### Instructions to follow
Reproduce all of the records exactly.

Stored data:
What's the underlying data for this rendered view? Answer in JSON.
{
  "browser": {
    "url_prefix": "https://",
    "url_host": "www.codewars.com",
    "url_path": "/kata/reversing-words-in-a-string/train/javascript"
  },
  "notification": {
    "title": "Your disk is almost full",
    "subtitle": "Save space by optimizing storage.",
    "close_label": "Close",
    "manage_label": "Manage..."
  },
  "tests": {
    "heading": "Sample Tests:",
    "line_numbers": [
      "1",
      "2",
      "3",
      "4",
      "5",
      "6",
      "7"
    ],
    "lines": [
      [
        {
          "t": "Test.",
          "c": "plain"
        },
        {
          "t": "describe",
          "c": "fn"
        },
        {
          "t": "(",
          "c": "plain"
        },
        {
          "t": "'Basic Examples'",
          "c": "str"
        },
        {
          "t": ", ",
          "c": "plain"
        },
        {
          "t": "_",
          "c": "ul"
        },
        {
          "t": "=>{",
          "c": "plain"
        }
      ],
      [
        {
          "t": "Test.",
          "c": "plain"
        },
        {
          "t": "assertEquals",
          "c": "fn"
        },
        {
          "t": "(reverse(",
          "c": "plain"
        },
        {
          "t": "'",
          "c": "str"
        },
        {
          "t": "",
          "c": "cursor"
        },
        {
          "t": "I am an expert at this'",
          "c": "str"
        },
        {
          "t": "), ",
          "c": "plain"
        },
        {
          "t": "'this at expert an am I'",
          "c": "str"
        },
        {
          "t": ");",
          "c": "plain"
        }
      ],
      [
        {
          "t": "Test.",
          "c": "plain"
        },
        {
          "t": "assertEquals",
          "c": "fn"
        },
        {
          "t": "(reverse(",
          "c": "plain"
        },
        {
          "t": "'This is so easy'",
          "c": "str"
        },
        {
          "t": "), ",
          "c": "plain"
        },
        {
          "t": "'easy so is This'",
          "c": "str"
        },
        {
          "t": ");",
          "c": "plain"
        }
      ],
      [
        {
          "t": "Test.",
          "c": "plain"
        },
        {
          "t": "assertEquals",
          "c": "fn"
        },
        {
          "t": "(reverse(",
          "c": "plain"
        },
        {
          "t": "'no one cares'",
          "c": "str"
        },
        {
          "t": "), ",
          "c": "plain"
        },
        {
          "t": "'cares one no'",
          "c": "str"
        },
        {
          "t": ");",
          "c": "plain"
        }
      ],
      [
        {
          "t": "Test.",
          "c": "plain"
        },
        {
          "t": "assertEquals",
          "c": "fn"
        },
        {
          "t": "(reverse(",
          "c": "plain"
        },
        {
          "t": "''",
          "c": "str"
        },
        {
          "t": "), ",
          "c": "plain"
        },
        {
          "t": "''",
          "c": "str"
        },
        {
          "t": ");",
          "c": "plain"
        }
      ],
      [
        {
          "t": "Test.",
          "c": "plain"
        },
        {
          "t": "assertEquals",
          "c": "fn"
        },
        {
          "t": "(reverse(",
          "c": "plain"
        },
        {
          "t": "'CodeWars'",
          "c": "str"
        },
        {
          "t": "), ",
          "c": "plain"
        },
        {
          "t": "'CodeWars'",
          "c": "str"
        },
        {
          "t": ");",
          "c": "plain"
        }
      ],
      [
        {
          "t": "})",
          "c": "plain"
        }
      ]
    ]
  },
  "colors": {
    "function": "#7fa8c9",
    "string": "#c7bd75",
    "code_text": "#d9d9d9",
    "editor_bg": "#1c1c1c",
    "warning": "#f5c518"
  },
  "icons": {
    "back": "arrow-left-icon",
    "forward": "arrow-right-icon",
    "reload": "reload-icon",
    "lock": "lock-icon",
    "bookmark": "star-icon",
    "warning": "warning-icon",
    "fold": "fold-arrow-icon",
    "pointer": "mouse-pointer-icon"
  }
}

### Output of the task
What's the underlying data for this rendered view? Answer in JSON.
{
  "browser": {
    "url_prefix": "https://",
    "url_host": "www.codewars.com",
    "url_path": "/kata/reversing-words-in-a-string/train/javascript"
  },
  "notification": {
    "title": "Your disk is almost full",
    "subtitle": "Save space by optimizing storage.",
    "close_label": "Close",
    "manage_label": "Manage..."
  },
  "tests": {
    "heading": "Sample Tests:",
    "line_numbers": [
      "1",
      "2",
      "3",
      "4",
      "5",
      "6",
      "7"
    ],
    "lines": [
      [
        {
          "t": "Test.",
          "c": "plain"
        },
        {
          "t": "describe",
          "c": "fn"
        },
        {
          "t": "(",
          "c": "plain"
        },
        {
          "t": "'Basic Examples'",
          "c": "str"
        },
        {
          "t": ", ",
          "c": "plain"
        },
        {
          "t": "_",
          "c": "ul"
        },
        {
          "t": "=>{",
          "c": "plain"
        }
      ],
      [
        {
          "t": "Test.",
          "c": "plain"
        },
        {
          "t": "assertEquals",
          "c": "fn"
        },
        {
          "t": "(reverse(",
          "c": "plain"
        },
        {
          "t": "'",
          "c": "str"
        },
        {
          "t": "",
          "c": "cursor"
        },
        {
          "t": "I am an expert at this'",
          "c": "str"
        },
        {
          "t": "), ",
          "c": "plain"
        },
        {
          "t": "'this at expert an am I'",
          "c": "str"
        },
        {
          "t": ");",
          "c": "plain"
        }
      ],
      [
        {
          "t": "Test.",
          "c": "plain"
        },
        {
          "t": "assertEquals",
          "c": "fn"
        },
        {
          "t": "(reverse(",
          "c": "plain"
        },
        {
          "t": "'This is so easy'",
          "c": "str"
        },
        {
          "t": "), ",
          "c": "plain"
        },
        {
          "t": "'easy so is This'",
          "c": "str"
        },
        {
          "t": ");",
          "c": "plain"
        }
      ],
      [
        {
          "t": "Test.",
          "c": "plain"
        },
        {
          "t": "assertEquals",
          "c": "fn"
        },
        {
          "t": "(reverse(",
          "c": "plain"
        },
        {
          "t": "'no one cares'",
          "c": "str"
        },
        {
          "t": "), ",
          "c": "plain"
        },
        {
          "t": "'cares one no'",
          "c": "str"
        },
        {
          "t": ");",
          "c": "plain"
        }
      ],
      [
        {
          "t": "Test.",
          "c": "plain"
        },
        {
          "t": "assertEquals",
          "c": "fn"
        },
        {
          "t": "(reverse(",
          "c": "plain"
        },
        {
          "t": "''",
          "c": "str"
        },
        {
          "t": "), ",
          "c": "plain"
        },
        {
          "t": "''",
          "c": "str"
        },
        {
          "t": ");",
          "c": "plain"
        }
      ],
      [
        {
          "t": "Test.",
          "c": "plain"
        },
        {
          "t": "assertEquals",
          "c": "fn"
        },
        {
          "t": "(reverse(",
          "c": "plain"
        },
        {
          "t": "'CodeWars'",
          "c": "str"
        },
        {
          "t": "), ",
          "c": "plain"
        },
        {
          "t": "'CodeWars'",
          "c": "str"
        },
        {
          "t": ");",
          "c": "plain"
        }
      ],
      [
        {
          "t": "})",
          "c": "plain"
        }
      ]
    ]
  },
  "colors": {
    "function": "#7fa8c9",
    "string": "#c7bd75",
    "code_text": "#d9d9d9",
    "editor_bg": "#1c1c1c",
    "warning": "#f5c518"
  },
  "icons": {
    "back": "arrow-left-icon",
    "forward": "arrow-right-icon",
    "reload": "reload-icon",
    "lock": "lock-icon",
    "bookmark": "star-icon",
    "warning": "warning-icon",
    "fold": "fold-arrow-icon",
    "pointer": "mouse-pointer-icon"
  }
}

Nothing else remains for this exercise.